* Task brief *
Across the entries that follow, tally every line holding the word "copy" and reply with the count alone.

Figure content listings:
◆ ◆ ◆ ◆ ◆ ◆ ◆
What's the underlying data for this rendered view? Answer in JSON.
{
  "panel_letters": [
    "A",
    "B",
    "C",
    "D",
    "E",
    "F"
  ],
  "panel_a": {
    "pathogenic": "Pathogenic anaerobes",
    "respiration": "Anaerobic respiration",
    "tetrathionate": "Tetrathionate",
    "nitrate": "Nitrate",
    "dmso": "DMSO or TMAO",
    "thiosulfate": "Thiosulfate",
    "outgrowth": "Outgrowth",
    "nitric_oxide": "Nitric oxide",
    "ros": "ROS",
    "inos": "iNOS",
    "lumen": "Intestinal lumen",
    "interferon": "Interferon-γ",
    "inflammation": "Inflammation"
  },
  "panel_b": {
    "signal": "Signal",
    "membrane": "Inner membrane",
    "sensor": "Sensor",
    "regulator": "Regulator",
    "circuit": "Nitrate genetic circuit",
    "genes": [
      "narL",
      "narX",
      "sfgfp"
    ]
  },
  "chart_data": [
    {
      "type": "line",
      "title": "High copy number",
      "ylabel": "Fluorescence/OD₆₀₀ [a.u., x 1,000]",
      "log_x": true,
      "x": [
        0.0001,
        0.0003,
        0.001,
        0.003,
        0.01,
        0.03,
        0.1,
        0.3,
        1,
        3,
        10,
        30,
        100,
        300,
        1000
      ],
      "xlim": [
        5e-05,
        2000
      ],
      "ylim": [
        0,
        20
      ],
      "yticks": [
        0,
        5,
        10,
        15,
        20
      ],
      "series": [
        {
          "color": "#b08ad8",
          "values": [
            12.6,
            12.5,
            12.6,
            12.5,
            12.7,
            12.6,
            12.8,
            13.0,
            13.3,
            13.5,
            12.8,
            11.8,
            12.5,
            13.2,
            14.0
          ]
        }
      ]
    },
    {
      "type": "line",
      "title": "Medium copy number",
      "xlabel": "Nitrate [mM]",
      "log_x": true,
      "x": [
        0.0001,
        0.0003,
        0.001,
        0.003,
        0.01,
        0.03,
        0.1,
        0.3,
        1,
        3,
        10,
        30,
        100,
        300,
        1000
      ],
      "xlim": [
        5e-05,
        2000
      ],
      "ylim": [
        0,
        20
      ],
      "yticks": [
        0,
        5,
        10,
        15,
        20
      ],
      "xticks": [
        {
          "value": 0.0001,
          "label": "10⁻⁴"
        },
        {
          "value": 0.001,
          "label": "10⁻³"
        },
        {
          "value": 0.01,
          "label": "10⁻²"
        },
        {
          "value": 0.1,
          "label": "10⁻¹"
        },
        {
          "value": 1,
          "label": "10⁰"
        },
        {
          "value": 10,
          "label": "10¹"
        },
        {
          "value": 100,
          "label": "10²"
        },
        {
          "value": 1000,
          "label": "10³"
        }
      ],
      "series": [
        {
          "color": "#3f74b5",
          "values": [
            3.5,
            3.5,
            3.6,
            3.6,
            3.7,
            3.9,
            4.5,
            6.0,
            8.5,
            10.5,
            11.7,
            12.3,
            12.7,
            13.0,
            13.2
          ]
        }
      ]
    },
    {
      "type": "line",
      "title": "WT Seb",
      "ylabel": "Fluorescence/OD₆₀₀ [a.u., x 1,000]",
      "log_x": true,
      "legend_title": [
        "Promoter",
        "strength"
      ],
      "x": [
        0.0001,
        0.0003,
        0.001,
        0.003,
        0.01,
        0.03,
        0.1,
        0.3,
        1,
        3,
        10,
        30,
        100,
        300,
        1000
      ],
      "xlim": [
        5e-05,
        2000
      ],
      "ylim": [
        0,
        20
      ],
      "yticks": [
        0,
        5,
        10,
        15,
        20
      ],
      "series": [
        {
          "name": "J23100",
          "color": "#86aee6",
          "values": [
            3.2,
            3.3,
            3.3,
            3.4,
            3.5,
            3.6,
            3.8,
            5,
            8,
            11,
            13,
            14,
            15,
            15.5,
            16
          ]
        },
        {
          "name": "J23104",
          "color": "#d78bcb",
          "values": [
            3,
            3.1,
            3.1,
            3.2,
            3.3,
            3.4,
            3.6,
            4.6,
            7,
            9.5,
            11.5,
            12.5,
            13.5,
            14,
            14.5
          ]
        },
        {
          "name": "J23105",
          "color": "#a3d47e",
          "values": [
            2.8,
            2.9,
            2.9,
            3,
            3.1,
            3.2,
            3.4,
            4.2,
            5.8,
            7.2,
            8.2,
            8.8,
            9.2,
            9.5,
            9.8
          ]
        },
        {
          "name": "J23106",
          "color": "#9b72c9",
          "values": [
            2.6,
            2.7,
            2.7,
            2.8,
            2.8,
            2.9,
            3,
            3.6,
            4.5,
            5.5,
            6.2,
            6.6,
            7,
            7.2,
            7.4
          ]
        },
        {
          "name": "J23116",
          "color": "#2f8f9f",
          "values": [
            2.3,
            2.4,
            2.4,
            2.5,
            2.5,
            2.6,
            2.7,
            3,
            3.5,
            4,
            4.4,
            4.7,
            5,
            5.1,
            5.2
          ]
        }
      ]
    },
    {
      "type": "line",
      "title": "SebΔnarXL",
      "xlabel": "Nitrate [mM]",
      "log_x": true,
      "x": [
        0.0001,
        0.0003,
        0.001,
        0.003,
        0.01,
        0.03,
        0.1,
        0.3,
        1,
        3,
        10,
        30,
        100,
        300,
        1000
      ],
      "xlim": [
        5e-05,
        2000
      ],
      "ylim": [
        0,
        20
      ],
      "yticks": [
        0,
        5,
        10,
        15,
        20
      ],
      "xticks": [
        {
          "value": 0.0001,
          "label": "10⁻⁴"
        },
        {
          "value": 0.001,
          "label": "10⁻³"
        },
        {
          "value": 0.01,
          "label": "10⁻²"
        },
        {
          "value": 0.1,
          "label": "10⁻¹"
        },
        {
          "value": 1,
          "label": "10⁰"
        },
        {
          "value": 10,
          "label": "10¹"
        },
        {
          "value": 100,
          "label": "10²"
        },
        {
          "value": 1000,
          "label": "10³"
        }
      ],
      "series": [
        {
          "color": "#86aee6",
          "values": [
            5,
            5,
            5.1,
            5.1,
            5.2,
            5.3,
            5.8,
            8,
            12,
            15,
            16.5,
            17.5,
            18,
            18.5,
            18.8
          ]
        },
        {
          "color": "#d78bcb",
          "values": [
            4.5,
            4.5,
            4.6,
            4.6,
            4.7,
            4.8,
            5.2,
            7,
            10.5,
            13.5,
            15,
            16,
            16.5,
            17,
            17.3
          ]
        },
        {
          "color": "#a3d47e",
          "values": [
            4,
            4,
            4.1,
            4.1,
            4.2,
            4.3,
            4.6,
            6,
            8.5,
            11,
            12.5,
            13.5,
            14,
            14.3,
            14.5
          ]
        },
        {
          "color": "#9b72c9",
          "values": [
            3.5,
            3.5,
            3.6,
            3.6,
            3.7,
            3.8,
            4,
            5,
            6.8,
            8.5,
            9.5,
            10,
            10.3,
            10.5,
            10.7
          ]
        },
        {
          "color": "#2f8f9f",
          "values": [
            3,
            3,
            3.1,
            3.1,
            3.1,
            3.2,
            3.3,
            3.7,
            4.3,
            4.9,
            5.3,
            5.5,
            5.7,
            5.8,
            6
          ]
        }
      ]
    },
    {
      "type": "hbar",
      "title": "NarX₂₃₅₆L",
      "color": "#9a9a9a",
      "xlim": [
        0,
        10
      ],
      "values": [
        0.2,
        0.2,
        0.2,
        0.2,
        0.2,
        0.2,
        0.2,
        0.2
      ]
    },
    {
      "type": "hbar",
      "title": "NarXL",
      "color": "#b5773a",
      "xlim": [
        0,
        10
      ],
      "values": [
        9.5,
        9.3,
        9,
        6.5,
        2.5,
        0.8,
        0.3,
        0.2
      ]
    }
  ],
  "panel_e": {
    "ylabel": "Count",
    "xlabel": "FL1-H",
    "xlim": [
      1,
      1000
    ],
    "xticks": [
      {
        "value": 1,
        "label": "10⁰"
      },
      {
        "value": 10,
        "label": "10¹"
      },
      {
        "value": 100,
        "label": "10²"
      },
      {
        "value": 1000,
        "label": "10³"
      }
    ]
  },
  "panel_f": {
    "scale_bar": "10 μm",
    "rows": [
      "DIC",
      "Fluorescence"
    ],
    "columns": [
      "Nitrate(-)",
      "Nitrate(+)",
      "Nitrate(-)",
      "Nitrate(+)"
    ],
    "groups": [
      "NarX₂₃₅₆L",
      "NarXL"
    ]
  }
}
◆ ◆ ◆ ◆ ◆ ◆ ◆
* Task solution *
2